Directions
Verbatim output of all the material below is required.

Records to process

╭──

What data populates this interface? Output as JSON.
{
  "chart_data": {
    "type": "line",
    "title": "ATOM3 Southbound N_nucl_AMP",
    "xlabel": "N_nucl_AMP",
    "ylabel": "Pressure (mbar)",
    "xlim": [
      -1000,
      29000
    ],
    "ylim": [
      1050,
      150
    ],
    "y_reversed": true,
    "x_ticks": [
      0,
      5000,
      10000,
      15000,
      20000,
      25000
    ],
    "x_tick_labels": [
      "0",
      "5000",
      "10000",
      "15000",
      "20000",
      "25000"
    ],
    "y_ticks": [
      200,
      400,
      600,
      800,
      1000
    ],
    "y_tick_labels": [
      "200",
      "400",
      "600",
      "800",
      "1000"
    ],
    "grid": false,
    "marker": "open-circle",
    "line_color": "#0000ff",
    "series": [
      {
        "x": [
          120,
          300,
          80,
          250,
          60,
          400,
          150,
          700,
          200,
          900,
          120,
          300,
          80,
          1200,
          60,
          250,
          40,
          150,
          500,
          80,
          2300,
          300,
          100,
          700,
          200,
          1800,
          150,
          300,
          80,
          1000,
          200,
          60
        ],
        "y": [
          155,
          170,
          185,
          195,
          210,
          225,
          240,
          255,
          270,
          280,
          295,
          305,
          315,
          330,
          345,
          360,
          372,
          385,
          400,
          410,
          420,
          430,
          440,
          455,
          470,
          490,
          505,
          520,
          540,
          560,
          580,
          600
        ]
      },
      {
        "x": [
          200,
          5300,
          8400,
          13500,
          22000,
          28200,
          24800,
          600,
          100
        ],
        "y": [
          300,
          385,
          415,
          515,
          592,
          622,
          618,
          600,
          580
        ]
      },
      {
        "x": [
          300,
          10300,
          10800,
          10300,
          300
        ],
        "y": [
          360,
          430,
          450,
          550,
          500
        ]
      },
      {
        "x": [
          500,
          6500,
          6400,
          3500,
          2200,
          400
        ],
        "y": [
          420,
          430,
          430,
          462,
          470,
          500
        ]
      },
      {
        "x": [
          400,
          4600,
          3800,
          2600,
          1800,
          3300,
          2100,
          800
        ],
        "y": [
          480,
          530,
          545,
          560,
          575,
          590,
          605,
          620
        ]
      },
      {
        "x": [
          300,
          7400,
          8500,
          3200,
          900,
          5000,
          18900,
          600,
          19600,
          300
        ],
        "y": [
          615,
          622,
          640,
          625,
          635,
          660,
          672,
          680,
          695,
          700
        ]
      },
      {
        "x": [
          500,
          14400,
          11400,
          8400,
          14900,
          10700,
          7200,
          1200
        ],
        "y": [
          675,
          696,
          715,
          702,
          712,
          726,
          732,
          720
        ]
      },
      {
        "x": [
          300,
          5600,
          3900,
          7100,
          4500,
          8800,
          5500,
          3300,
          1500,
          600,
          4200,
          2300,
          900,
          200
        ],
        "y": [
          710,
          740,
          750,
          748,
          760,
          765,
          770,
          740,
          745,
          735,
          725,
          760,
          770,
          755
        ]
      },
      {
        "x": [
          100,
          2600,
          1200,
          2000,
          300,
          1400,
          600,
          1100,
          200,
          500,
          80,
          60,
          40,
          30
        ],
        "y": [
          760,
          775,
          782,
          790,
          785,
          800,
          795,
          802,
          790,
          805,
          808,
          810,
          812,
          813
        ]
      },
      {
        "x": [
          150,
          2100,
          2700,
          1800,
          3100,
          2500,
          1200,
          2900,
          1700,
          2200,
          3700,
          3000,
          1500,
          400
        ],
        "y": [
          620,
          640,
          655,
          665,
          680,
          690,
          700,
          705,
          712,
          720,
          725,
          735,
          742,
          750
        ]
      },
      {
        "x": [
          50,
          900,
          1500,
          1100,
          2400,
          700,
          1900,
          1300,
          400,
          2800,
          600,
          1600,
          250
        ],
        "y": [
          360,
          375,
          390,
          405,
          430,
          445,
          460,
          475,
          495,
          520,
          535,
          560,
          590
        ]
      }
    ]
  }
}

╰──

Reply
What data populates this interface? Output as JSON.
{
  "chart_data": {
    "type": "line",
    "title": "ATOM3 Southbound N_nucl_AMP",
    "xlabel": "N_nucl_AMP",
    "ylabel": "Pressure (mbar)",
    "xlim": [
      -1000,
      29000
    ],
    "ylim": [
      1050,
      150
    ],
    "y_reversed": true,
    "x_ticks": [
      0,
      5000,
      10000,
      15000,
      20000,
      25000
    ],
    "x_tick_labels": [
      "0",
      "5000",
      "10000",
      "15000",
      "20000",
      "25000"
    ],
    "y_ticks": [
      200,
      400,
      600,
      800,
      1000
    ],
    "y_tick_labels": [
      "200",
      "400",
      "600",
      "800",
      "1000"
    ],
    "grid": false,
    "marker": "open-circle",
    "line_color": "#0000ff",
    "series": [
      {
        "x": [
          120,
          300,
          80,
          250,
          60,
          400,
          150,
          700,
          200,
          900,
          120,
          300,
          80,
          1200,
          60,
          250,
          40,
          150,
          500,
          80,
          2300,
          300,
          100,
          700,
          200,
          1800,
          150,
          300,
          80,
          1000,
          200,
          60
        ],
        "y": [
          155,
          170,
          185,
          195,
          210,
          225,
          240,
          255,
          270,
          280,
          295,
          305,
          315,
          330,
          345,
          360,
          372,
          385,
          400,
          410,
          420,
          430,
          440,
          455,
          470,
          490,
          505,
          520,
          540,
          560,
          580,
          600
        ]
      },
      {
        "x": [
          200,
          5300,
          8400,
          13500,
          22000,
          28200,
          24800,
          600,
          100
        ],
        "y": [
          300,
          385,
          415,
          515,
          592,
          622,
          618,
          600,
          580
        ]
      },
      {
        "x": [
          300,
          10300,
          10800,
          10300,
          300
        ],
        "y": [
          360,
          430,
          450,
          550,
          500
        ]
      },
      {
        "x": [
          500,
          6500,
          6400,
          3500,
          2200,
          400
        ],
        "y": [
          420,
          430,
          430,
          462,
          470,
          500
        ]
      },
      {
        "x": [
          400,
          4600,
          3800,
          2600,
          1800,
          3300,
          2100,
          800
        ],
        "y": [
          480,
          530,
          545,
          560,
          575,
          590,
          605,
          620
        ]
      },
      {
        "x": [
          300,
          7400,
          8500,
          3200,
          900,
          5000,
          18900,
          600,
          19600,
          300
        ],
        "y": [
          615,
          622,
          640,
          625,
          635,
          660,
          672,
          680,
          695,
          700
        ]
      },
      {
        "x": [
          500,
          14400,
          11400,
          8400,
          14900,
          10700,
          7200,
          1200
        ],
        "y": [
          675,
          696,
          715,
          702,
          712,
          726,
          732,
          720
        ]
      },
      {
        "x": [
          300,
          5600,
          3900,
          7100,
          4500,
          8800,
          5500,
          3300,
          1500,
          600,
          4200,
          2300,
          900,
          200
        ],
        "y": [
          710,
          740,
          750,
          748,
          760,
          765,
          770,
          740,
          745,
          735,
          725,
          760,
          770,
          755
        ]
      },
      {
        "x": [
          100,
          2600,
          1200,
          2000,
          300,
          1400,
          600,
          1100,
          200,
          500,
          80,
          60,
          40,
          30
        ],
        "y": [
          760,
          775,
          782,
          790,
          785,
          800,
          795,
          802,
          790,
          805,
          808,
          810,
          812,
          813
        ]
      },
      {
        "x": [
          150,
          2100,
          2700,
          1800,
          3100,
          2500,
          1200,
          2900,
          1700,
          2200,
          3700,
          3000,
          1500,
          400
        ],
        "y": [
          620,
          640,
          655,
          665,
          680,
          690,
          700,
          705,
          712,
          720,
          725,
          735,
          742,
          750
        ]
      },
      {
        "x": [
          50,
          900,
          1500,
          1100,
          2400,
          700,
          1900,
          1300,
          400,
          2800,
          600,
          1600,
          250
        ],
        "y": [
          360,
          375,
          390,
          405,
          430,
          445,
          460,
          475,
          495,
          520,
          535,
          560,
          590
        ]
      }
    ]
  }
}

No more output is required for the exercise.